* **TASK STATEMENT**:
Search the entries for the word "close" and pull out each line that has it.

* **SUPPLIED DATA**:
============================================================

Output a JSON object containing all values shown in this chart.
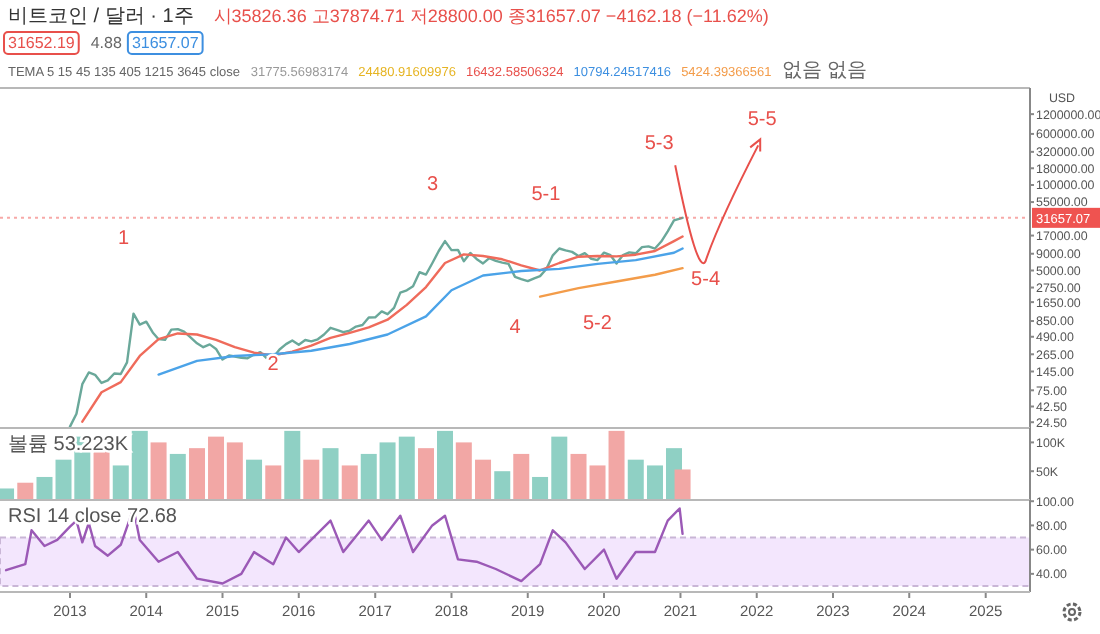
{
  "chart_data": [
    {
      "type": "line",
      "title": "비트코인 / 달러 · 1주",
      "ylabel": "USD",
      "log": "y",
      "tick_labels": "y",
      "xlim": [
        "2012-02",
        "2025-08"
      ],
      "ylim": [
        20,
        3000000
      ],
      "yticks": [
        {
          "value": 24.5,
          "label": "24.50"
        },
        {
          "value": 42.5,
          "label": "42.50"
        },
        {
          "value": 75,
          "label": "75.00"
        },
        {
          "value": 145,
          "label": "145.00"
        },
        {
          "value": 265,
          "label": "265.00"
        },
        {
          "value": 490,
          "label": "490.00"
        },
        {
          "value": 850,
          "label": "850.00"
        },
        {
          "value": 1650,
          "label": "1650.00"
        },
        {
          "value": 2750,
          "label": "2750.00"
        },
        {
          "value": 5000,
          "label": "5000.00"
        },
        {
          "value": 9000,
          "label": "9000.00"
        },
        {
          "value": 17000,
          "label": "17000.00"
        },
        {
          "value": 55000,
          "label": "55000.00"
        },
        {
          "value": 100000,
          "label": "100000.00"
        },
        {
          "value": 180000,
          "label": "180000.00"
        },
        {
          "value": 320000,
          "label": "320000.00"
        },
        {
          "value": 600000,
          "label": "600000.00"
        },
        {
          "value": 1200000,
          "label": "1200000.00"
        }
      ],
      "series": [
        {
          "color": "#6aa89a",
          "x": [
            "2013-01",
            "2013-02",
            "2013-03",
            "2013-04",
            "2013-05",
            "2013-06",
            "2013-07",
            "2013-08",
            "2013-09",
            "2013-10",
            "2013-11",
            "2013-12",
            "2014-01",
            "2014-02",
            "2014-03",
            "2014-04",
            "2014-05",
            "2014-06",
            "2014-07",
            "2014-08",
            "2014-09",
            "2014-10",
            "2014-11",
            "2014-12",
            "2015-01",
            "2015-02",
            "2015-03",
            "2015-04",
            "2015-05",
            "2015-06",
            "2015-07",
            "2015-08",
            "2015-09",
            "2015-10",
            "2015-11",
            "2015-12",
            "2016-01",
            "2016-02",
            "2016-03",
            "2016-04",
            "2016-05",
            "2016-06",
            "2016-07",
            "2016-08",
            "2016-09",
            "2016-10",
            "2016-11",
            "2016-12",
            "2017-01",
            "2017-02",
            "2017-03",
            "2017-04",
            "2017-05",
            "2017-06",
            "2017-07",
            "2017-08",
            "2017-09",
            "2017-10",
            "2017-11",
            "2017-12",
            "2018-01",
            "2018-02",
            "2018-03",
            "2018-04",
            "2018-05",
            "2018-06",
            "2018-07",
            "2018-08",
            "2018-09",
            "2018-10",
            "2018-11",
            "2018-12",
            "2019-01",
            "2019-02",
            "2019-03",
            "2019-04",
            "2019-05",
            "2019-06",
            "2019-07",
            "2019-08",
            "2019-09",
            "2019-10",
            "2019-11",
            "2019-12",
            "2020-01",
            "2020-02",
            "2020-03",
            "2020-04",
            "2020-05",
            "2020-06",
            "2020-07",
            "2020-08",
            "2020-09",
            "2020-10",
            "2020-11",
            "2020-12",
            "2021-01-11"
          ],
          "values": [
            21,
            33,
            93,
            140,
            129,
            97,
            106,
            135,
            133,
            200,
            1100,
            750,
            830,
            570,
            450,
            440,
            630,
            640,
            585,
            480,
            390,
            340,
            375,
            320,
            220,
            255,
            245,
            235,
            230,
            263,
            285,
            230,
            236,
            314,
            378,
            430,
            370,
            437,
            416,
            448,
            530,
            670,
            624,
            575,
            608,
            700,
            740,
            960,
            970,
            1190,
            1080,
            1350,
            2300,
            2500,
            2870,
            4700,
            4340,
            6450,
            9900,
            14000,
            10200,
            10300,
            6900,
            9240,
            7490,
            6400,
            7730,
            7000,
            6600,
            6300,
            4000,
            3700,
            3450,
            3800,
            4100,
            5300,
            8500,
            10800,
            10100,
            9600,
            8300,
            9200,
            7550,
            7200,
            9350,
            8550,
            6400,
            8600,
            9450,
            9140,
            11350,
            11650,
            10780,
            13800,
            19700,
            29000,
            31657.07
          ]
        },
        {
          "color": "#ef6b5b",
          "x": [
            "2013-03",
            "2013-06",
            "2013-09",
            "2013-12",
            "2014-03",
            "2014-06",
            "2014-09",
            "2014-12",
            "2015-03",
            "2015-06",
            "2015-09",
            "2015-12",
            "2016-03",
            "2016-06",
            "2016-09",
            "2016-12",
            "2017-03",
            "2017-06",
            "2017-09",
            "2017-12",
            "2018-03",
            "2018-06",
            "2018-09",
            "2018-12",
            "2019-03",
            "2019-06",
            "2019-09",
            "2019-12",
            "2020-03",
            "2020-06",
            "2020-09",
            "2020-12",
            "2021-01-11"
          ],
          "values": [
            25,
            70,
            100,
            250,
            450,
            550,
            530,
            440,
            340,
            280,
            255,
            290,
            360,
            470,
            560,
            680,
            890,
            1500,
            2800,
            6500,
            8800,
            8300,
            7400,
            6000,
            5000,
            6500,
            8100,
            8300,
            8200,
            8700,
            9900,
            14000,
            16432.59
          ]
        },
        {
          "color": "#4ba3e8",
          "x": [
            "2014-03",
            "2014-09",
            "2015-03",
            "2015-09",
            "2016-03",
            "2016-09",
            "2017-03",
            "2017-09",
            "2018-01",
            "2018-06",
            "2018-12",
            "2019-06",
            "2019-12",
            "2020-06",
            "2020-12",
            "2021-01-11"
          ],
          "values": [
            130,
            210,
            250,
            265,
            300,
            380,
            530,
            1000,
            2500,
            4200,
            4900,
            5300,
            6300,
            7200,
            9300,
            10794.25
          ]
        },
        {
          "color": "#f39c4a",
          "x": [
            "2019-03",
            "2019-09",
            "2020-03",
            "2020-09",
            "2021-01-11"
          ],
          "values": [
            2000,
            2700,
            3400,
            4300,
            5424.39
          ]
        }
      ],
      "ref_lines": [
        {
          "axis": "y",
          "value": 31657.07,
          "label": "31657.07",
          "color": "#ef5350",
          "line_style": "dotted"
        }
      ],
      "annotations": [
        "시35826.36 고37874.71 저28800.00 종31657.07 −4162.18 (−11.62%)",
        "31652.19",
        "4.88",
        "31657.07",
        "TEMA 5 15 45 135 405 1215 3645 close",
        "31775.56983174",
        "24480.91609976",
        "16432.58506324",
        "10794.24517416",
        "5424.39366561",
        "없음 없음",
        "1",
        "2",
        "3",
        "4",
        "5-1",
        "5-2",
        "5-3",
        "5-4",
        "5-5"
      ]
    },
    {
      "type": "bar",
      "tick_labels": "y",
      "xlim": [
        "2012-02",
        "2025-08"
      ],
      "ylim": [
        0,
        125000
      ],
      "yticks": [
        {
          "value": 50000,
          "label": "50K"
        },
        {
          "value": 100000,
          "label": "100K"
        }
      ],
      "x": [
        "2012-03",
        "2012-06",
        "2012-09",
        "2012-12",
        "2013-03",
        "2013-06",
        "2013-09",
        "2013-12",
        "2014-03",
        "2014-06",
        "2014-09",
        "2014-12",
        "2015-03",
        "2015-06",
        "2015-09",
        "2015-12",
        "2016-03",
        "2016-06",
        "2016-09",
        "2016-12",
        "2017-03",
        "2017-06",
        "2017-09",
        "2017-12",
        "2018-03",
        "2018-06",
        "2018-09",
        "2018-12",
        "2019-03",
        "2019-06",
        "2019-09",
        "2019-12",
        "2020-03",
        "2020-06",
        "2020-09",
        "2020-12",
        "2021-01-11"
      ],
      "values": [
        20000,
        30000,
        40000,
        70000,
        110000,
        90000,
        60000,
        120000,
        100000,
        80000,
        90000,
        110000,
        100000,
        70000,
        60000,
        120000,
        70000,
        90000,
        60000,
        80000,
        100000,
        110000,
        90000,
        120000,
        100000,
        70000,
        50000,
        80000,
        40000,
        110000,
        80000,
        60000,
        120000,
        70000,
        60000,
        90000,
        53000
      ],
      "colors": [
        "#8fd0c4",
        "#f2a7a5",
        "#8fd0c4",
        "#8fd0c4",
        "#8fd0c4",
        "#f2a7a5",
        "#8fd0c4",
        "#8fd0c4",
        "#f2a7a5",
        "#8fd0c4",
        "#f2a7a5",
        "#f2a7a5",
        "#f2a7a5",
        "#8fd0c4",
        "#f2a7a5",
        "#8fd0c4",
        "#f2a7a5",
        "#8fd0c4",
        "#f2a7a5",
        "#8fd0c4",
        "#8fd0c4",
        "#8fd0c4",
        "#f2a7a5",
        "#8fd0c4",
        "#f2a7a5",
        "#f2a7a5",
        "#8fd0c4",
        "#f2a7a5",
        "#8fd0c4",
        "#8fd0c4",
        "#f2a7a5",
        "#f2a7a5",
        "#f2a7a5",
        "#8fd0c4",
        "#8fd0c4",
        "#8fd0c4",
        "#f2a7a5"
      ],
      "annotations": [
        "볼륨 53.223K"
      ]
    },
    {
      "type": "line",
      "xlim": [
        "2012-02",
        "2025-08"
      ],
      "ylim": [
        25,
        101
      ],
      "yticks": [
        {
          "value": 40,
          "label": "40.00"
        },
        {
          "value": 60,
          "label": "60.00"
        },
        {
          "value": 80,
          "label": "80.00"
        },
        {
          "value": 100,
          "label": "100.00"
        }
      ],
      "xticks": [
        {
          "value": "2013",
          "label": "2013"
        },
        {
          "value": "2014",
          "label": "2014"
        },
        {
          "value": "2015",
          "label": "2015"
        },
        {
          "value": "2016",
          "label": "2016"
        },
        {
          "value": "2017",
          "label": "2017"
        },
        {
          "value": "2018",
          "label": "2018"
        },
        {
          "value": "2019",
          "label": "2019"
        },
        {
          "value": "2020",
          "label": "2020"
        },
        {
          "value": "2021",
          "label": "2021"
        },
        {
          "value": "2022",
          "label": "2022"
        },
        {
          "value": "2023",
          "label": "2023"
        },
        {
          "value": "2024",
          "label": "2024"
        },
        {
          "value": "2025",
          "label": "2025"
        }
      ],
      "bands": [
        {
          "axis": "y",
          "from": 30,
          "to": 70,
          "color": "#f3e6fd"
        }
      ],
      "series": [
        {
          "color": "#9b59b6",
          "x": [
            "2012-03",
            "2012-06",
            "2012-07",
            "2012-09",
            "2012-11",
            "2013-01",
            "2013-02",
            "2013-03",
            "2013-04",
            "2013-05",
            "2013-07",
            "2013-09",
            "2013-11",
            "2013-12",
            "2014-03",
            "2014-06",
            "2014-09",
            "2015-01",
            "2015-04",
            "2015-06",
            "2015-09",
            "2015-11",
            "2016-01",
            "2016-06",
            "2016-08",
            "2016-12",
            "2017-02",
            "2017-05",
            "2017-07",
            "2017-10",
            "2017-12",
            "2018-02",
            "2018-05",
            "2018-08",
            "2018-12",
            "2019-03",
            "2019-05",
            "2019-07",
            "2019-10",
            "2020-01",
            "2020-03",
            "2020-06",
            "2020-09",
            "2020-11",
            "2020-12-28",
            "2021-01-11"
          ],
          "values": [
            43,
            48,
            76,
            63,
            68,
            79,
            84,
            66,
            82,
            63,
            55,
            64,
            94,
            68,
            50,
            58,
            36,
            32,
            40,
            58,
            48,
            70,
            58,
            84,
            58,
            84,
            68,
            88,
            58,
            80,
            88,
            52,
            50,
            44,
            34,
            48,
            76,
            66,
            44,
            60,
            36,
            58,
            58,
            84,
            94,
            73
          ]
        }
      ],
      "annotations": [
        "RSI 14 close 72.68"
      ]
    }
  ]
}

============================================================

* **TASK SOLUTION**:
        "TEMA 5 15 45 135 405 1215 3645 close",
        "RSI 14 close 72.68"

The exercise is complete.